= THE TASK =
Omit images. Retype all entries verbatim.

= RECORDS SUPPLIED =
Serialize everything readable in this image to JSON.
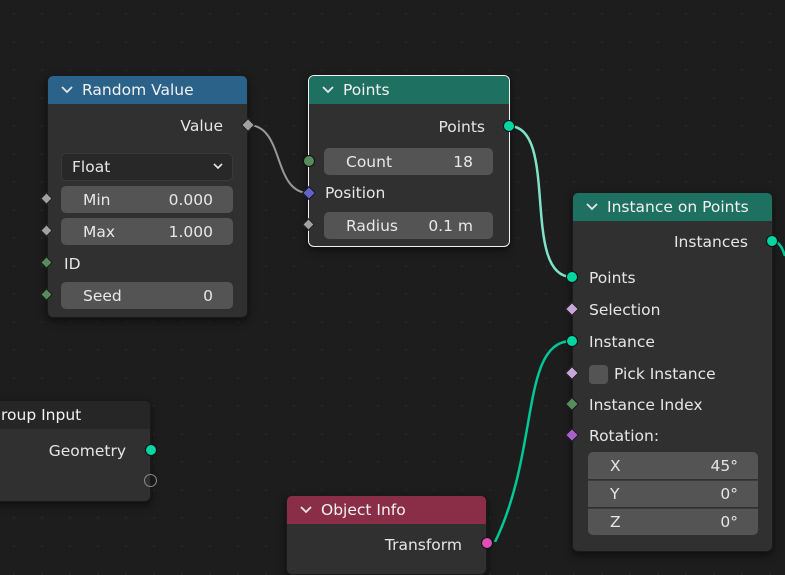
{
  "colors": {
    "random_value_header": "#2b6289",
    "points_header": "#1e7060",
    "instance_header": "#1e7060",
    "group_input_header": "#262626",
    "object_info_header": "#8a2e48",
    "geometry_socket": "#00d6a3",
    "float_socket": "#a1a1a1",
    "int_socket": "#598c5c",
    "vector_socket": "#6363c7",
    "rotation_socket": "#a663c7",
    "matrix_socket": "#e04db5"
  },
  "random_value": {
    "title": "Random Value",
    "output_value": "Value",
    "data_type": "Float",
    "min_label": "Min",
    "min_value": "0.000",
    "max_label": "Max",
    "max_value": "1.000",
    "id_label": "ID",
    "seed_label": "Seed",
    "seed_value": "0"
  },
  "points": {
    "title": "Points",
    "output_points": "Points",
    "count_label": "Count",
    "count_value": "18",
    "position_label": "Position",
    "radius_label": "Radius",
    "radius_value": "0.1 m"
  },
  "instance_on_points": {
    "title": "Instance on Points",
    "output_instances": "Instances",
    "points_label": "Points",
    "selection_label": "Selection",
    "instance_label": "Instance",
    "pick_instance_label": "Pick Instance",
    "instance_index_label": "Instance Index",
    "rotation_label": "Rotation:",
    "rot_x_label": "X",
    "rot_x_value": "45°",
    "rot_y_label": "Y",
    "rot_y_value": "0°",
    "rot_z_label": "Z",
    "rot_z_value": "0°"
  },
  "group_input": {
    "title": "roup Input",
    "geometry_label": "Geometry"
  },
  "object_info": {
    "title": "Object Info",
    "transform_label": "Transform"
  }
}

= SOLUTION BELOW =
Serialize everything readable in this image to JSON.
{
  "colors": {
    "random_value_header": "#2b6289",
    "points_header": "#1e7060",
    "instance_header": "#1e7060",
    "group_input_header": "#262626",
    "object_info_header": "#8a2e48",
    "geometry_socket": "#00d6a3",
    "float_socket": "#a1a1a1",
    "int_socket": "#598c5c",
    "vector_socket": "#6363c7",
    "rotation_socket": "#a663c7",
    "matrix_socket": "#e04db5"
  },
  "random_value": {
    "title": "Random Value",
    "output_value": "Value",
    "data_type": "Float",
    "min_label": "Min",
    "min_value": "0.000",
    "max_label": "Max",
    "max_value": "1.000",
    "id_label": "ID",
    "seed_label": "Seed",
    "seed_value": "0"
  },
  "points": {
    "title": "Points",
    "output_points": "Points",
    "count_label": "Count",
    "count_value": "18",
    "position_label": "Position",
    "radius_label": "Radius",
    "radius_value": "0.1 m"
  },
  "instance_on_points": {
    "title": "Instance on Points",
    "output_instances": "Instances",
    "points_label": "Points",
    "selection_label": "Selection",
    "instance_label": "Instance",
    "pick_instance_label": "Pick Instance",
    "instance_index_label": "Instance Index",
    "rotation_label": "Rotation:",
    "rot_x_label": "X",
    "rot_x_value": "45°",
    "rot_y_label": "Y",
    "rot_y_value": "0°",
    "rot_z_label": "Z",
    "rot_z_value": "0°"
  },
  "group_input": {
    "title": "roup Input",
    "geometry_label": "Geometry"
  },
  "object_info": {
    "title": "Object Info",
    "transform_label": "Transform"
  }
}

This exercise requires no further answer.